**GIVEN ENTRIES**
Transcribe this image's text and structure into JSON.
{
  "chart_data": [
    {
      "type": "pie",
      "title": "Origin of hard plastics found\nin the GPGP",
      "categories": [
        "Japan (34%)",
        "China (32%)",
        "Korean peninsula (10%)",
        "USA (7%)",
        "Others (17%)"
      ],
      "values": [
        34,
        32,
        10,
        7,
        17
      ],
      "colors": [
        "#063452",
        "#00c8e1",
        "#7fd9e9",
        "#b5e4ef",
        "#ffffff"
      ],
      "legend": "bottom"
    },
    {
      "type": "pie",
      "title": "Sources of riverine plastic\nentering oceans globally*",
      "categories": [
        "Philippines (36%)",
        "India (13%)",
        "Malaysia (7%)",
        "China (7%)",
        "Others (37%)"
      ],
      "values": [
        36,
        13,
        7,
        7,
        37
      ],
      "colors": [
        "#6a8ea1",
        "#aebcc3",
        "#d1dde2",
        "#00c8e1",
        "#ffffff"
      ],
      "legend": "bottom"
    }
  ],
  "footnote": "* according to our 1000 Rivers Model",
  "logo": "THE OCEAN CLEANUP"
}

**JOB**
Type the material above out again, exactly.

**IN RESPONSE**
Transcribe this image's text and structure into JSON.
{
  "chart_data": [
    {
      "type": "pie",
      "title": "Origin of hard plastics found\nin the GPGP",
      "categories": [
        "Japan (34%)",
        "China (32%)",
        "Korean peninsula (10%)",
        "USA (7%)",
        "Others (17%)"
      ],
      "values": [
        34,
        32,
        10,
        7,
        17
      ],
      "colors": [
        "#063452",
        "#00c8e1",
        "#7fd9e9",
        "#b5e4ef",
        "#ffffff"
      ],
      "legend": "bottom"
    },
    {
      "type": "pie",
      "title": "Sources of riverine plastic\nentering oceans globally*",
      "categories": [
        "Philippines (36%)",
        "India (13%)",
        "Malaysia (7%)",
        "China (7%)",
        "Others (37%)"
      ],
      "values": [
        36,
        13,
        7,
        7,
        37
      ],
      "colors": [
        "#6a8ea1",
        "#aebcc3",
        "#d1dde2",
        "#00c8e1",
        "#ffffff"
      ],
      "legend": "bottom"
    }
  ],
  "footnote": "* according to our 1000 Rivers Model",
  "logo": "THE OCEAN CLEANUP"
}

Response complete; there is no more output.